Figure contents as structured data:

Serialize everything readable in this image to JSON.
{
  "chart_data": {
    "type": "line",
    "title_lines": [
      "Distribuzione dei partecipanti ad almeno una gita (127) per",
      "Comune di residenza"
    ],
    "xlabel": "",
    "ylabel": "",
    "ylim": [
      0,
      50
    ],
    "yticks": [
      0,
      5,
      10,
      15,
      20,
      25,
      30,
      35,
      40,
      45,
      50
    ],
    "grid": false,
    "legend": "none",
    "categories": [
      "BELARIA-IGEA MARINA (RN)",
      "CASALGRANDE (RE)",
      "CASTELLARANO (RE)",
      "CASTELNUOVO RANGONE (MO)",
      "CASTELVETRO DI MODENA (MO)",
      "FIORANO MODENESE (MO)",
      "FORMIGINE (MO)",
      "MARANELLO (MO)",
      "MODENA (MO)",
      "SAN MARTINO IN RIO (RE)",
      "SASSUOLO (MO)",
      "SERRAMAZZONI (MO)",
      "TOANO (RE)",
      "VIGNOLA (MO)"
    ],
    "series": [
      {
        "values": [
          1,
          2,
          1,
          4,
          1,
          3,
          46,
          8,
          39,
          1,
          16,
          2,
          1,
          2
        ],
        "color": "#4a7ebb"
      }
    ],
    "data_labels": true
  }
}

- **PROBLEM STATEMENT**: Repeat every line of the records above exactly.

- **SOLUTION TO THE PROBLEM**:
Serialize everything readable in this image to JSON.
{
  "chart_data": {
    "type": "line",
    "title_lines": [
      "Distribuzione dei partecipanti ad almeno una gita (127) per",
      "Comune di residenza"
    ],
    "xlabel": "",
    "ylabel": "",
    "ylim": [
      0,
      50
    ],
    "yticks": [
      0,
      5,
      10,
      15,
      20,
      25,
      30,
      35,
      40,
      45,
      50
    ],
    "grid": false,
    "legend": "none",
    "categories": [
      "BELARIA-IGEA MARINA (RN)",
      "CASALGRANDE (RE)",
      "CASTELLARANO (RE)",
      "CASTELNUOVO RANGONE (MO)",
      "CASTELVETRO DI MODENA (MO)",
      "FIORANO MODENESE (MO)",
      "FORMIGINE (MO)",
      "MARANELLO (MO)",
      "MODENA (MO)",
      "SAN MARTINO IN RIO (RE)",
      "SASSUOLO (MO)",
      "SERRAMAZZONI (MO)",
      "TOANO (RE)",
      "VIGNOLA (MO)"
    ],
    "series": [
      {
        "values": [
          1,
          2,
          1,
          4,
          1,
          3,
          46,
          8,
          39,
          1,
          16,
          2,
          1,
          2
        ],
        "color": "#4a7ebb"
      }
    ],
    "data_labels": true
  }
}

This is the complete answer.